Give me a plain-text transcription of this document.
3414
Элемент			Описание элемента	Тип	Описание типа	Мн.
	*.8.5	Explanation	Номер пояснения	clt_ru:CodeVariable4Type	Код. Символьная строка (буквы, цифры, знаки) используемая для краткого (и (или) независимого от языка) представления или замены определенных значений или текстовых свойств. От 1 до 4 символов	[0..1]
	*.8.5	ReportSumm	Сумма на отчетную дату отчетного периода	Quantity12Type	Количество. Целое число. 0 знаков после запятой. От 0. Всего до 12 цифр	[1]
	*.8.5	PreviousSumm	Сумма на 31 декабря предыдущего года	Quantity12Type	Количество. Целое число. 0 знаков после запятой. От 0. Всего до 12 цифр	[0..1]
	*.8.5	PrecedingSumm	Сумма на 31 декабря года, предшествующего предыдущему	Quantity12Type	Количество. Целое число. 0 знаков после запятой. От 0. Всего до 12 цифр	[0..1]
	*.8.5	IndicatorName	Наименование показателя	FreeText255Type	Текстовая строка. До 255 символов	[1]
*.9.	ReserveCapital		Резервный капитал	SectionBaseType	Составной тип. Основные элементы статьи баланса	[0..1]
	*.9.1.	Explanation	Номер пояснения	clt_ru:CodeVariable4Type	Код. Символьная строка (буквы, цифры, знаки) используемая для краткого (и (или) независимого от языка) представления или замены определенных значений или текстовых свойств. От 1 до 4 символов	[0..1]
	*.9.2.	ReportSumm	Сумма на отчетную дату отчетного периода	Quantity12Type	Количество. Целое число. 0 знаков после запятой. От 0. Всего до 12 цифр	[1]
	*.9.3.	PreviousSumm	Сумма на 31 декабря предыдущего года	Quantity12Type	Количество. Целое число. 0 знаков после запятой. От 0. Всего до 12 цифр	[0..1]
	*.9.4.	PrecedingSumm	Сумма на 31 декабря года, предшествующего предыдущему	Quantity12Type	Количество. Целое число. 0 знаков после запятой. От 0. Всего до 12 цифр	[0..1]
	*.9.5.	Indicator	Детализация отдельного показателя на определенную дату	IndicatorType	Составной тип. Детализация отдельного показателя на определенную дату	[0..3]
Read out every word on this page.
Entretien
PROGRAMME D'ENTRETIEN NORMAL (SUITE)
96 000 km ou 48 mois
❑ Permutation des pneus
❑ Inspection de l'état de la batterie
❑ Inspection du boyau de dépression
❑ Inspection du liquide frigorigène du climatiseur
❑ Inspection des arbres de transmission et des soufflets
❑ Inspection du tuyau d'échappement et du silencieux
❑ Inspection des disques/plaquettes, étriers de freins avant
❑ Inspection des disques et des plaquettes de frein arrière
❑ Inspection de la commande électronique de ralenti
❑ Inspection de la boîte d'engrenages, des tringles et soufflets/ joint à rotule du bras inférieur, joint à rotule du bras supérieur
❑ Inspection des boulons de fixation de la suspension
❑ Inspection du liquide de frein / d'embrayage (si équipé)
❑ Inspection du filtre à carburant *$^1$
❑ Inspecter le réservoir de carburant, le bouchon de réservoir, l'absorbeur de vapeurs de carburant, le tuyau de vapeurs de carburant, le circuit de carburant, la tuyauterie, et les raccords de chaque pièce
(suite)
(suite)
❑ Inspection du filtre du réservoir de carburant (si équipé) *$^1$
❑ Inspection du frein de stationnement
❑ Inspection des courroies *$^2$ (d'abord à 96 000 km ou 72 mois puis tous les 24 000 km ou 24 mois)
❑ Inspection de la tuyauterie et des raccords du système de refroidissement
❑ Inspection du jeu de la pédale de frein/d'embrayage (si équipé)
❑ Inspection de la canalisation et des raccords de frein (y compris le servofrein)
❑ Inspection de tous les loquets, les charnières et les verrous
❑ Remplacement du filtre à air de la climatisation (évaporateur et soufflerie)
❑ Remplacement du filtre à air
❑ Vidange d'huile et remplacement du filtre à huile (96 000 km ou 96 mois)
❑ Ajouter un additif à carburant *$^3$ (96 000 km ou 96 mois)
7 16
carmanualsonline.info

+===+

§ WHAT IS EXPECTED: Report how many lines in the data contain the word "значений", with no words besides the number.

§ SOLUTION FOR THIS TASK: 2